▸ What you need to do
Give the number of lines in the data that hold the word "μέσα", and nothing else.

▸ Records to use
☆ ☆ ☆ ☆ ☆
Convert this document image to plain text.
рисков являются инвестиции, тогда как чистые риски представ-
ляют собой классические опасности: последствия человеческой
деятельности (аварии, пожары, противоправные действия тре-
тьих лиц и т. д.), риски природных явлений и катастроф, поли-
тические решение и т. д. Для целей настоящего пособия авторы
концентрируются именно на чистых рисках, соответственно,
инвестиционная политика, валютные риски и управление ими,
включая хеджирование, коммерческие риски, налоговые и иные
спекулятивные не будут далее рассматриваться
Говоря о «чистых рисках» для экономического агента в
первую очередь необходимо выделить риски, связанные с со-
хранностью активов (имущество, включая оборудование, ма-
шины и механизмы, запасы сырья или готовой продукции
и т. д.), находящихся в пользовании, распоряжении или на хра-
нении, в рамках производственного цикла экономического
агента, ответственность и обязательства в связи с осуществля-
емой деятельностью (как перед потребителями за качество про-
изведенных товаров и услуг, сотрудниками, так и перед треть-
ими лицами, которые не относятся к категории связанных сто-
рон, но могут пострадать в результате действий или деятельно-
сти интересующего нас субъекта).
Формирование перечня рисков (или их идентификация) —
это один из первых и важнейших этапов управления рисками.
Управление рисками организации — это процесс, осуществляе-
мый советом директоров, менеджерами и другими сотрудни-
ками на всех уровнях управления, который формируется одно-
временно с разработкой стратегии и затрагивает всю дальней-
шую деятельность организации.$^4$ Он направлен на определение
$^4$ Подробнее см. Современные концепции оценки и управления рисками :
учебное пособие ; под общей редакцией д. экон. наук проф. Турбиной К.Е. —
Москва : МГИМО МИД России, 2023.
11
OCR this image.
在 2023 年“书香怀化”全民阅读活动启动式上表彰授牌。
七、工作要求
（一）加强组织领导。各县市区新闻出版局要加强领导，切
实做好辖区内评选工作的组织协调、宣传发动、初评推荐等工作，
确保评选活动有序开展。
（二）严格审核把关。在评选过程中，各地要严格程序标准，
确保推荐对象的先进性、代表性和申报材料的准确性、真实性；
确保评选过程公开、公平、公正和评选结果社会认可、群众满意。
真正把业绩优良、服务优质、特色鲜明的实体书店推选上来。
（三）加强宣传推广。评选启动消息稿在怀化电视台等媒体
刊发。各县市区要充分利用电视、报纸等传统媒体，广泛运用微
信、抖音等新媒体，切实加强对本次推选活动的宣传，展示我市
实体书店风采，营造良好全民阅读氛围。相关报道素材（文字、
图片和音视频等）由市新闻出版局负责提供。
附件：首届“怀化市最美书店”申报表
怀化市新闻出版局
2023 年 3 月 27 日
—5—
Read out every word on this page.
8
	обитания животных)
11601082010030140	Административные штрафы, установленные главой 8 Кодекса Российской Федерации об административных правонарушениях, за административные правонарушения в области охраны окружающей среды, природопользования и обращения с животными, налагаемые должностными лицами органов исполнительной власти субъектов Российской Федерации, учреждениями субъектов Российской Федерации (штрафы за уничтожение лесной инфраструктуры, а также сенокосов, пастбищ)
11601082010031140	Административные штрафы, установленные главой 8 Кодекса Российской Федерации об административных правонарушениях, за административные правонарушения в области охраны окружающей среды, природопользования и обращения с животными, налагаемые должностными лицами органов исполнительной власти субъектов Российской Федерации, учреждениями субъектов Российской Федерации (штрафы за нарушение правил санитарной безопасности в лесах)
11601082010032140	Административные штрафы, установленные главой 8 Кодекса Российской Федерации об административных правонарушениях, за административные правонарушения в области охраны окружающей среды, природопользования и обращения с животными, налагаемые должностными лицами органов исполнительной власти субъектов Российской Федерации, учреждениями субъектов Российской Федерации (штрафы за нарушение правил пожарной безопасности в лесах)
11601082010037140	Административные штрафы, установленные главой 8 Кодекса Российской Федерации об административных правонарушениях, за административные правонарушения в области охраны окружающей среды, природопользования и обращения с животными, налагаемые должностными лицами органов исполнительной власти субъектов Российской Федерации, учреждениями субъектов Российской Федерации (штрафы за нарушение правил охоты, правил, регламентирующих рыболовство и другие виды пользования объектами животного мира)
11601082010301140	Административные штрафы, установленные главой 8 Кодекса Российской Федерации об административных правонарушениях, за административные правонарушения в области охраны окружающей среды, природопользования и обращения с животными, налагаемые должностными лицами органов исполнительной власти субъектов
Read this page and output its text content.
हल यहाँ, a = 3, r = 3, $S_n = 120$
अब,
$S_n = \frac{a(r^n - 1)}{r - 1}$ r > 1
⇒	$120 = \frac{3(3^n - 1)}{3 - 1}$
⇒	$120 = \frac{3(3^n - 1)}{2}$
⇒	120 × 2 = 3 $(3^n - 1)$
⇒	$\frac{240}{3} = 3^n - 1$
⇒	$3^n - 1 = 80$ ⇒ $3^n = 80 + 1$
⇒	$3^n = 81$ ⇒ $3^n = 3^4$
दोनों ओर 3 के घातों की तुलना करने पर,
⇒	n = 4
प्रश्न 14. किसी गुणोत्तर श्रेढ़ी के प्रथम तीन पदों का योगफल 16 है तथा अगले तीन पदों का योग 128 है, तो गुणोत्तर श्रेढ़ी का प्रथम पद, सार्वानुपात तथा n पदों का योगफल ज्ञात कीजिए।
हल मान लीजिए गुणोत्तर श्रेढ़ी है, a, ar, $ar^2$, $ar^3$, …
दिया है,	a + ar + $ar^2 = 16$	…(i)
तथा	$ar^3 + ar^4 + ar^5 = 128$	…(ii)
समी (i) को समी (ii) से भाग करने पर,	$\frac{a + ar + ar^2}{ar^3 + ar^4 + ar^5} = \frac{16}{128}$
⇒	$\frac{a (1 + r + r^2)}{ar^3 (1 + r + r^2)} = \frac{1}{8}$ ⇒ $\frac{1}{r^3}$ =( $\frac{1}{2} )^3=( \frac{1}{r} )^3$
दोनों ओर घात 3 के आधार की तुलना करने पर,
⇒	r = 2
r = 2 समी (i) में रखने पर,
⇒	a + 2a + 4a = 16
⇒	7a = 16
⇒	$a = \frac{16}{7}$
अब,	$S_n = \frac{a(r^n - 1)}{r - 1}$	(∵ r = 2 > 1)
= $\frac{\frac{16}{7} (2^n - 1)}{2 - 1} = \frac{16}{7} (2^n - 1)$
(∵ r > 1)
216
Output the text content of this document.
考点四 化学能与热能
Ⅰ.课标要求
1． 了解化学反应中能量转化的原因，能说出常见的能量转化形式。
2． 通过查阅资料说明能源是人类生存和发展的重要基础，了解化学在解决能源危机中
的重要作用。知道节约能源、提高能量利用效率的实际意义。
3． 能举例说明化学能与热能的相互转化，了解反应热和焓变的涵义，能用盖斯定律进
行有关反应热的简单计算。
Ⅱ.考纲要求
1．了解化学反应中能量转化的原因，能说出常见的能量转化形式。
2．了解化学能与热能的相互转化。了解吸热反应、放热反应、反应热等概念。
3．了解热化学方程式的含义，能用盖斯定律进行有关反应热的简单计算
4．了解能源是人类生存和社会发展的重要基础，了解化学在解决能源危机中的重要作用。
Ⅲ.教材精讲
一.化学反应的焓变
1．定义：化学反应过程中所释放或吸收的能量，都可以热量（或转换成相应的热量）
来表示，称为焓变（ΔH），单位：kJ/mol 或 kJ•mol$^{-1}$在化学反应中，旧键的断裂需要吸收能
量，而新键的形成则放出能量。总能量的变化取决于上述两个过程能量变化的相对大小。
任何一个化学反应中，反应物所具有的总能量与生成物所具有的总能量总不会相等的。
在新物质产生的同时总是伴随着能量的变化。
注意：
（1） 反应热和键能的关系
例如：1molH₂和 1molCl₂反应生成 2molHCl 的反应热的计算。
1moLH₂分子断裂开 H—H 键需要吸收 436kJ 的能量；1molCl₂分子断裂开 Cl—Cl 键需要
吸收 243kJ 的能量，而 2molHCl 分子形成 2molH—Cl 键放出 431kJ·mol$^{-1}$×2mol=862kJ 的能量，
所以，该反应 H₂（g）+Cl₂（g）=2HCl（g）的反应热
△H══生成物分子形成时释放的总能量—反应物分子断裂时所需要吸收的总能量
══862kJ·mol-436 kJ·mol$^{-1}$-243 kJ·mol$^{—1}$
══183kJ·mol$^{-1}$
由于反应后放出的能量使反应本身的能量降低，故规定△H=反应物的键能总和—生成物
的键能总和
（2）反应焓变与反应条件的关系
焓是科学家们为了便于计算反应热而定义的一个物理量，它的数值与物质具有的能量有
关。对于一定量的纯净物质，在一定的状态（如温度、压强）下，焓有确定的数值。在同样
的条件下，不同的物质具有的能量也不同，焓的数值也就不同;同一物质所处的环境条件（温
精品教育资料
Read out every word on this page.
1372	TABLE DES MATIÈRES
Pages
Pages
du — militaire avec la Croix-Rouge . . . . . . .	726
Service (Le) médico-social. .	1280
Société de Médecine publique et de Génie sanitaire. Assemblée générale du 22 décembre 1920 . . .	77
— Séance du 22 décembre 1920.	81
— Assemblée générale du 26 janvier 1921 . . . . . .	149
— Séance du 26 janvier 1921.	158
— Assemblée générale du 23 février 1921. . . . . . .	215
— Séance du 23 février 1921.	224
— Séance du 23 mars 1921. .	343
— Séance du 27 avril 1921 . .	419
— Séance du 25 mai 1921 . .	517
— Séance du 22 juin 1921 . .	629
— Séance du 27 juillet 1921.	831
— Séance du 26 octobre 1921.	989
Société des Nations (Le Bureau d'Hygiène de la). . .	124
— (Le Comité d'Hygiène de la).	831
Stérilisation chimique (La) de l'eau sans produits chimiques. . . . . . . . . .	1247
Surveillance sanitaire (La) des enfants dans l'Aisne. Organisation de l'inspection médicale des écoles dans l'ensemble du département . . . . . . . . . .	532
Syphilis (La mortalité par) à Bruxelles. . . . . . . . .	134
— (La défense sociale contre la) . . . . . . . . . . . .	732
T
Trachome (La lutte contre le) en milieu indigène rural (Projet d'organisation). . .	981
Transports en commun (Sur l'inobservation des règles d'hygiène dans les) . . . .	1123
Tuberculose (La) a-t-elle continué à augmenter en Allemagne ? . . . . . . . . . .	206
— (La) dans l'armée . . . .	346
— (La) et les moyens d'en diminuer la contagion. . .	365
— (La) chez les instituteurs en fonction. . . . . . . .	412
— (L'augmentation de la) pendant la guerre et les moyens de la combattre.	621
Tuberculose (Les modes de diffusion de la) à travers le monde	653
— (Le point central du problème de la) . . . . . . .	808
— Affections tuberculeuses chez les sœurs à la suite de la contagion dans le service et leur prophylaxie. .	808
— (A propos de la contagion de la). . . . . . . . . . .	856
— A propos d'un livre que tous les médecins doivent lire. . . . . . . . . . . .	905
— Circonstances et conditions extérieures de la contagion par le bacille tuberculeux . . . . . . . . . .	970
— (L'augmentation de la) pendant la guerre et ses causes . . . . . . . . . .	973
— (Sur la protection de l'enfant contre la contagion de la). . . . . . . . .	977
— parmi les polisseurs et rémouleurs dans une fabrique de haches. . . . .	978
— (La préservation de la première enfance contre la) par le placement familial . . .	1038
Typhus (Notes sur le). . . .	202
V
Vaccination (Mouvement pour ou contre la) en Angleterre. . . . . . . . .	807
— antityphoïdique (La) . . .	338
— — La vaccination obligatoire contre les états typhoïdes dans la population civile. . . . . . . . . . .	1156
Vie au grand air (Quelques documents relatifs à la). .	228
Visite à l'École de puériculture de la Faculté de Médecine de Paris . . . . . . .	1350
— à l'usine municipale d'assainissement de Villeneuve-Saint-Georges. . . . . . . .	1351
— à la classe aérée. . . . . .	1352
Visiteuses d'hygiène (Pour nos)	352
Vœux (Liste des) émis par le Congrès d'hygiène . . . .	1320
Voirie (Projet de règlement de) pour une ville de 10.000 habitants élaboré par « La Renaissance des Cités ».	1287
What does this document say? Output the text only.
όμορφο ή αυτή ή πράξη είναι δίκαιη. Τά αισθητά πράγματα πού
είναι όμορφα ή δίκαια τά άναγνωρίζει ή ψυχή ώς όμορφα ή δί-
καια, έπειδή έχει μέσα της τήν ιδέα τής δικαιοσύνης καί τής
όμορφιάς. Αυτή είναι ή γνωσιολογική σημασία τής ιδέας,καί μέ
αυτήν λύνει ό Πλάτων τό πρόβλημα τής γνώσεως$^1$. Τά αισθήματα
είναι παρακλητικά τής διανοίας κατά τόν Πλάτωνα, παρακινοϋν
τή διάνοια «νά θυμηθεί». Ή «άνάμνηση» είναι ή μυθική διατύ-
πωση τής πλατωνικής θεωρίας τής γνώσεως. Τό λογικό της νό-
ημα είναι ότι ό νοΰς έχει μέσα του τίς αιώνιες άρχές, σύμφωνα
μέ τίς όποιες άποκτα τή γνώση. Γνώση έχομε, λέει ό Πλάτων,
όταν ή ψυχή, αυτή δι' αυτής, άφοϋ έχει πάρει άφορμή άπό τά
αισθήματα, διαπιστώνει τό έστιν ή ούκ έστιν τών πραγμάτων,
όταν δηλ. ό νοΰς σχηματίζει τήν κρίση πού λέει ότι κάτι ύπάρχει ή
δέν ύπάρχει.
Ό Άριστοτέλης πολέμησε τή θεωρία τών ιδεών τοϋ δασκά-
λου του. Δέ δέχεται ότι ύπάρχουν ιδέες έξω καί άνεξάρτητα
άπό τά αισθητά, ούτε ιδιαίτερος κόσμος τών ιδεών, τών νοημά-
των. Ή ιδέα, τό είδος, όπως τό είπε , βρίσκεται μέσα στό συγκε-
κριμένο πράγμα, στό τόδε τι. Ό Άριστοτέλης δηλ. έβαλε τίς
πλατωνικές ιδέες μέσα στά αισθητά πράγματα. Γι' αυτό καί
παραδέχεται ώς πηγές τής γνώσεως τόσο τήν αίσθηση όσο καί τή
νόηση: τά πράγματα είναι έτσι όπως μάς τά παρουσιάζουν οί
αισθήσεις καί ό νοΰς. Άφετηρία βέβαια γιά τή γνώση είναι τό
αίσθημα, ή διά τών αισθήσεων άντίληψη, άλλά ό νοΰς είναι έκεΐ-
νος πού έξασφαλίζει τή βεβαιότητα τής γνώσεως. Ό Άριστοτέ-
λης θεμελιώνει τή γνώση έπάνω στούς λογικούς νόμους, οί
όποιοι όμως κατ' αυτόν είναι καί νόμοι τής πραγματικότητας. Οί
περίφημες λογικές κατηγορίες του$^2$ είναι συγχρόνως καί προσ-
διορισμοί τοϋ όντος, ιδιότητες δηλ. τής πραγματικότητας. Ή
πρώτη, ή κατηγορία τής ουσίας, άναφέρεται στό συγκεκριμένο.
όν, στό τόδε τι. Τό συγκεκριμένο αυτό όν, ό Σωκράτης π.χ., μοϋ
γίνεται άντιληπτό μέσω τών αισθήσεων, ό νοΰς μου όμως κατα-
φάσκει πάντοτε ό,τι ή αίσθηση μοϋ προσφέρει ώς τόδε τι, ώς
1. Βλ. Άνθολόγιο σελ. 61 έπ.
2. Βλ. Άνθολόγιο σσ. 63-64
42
☆ ☆ ☆ ☆ ☆
▸ Solution for this task
4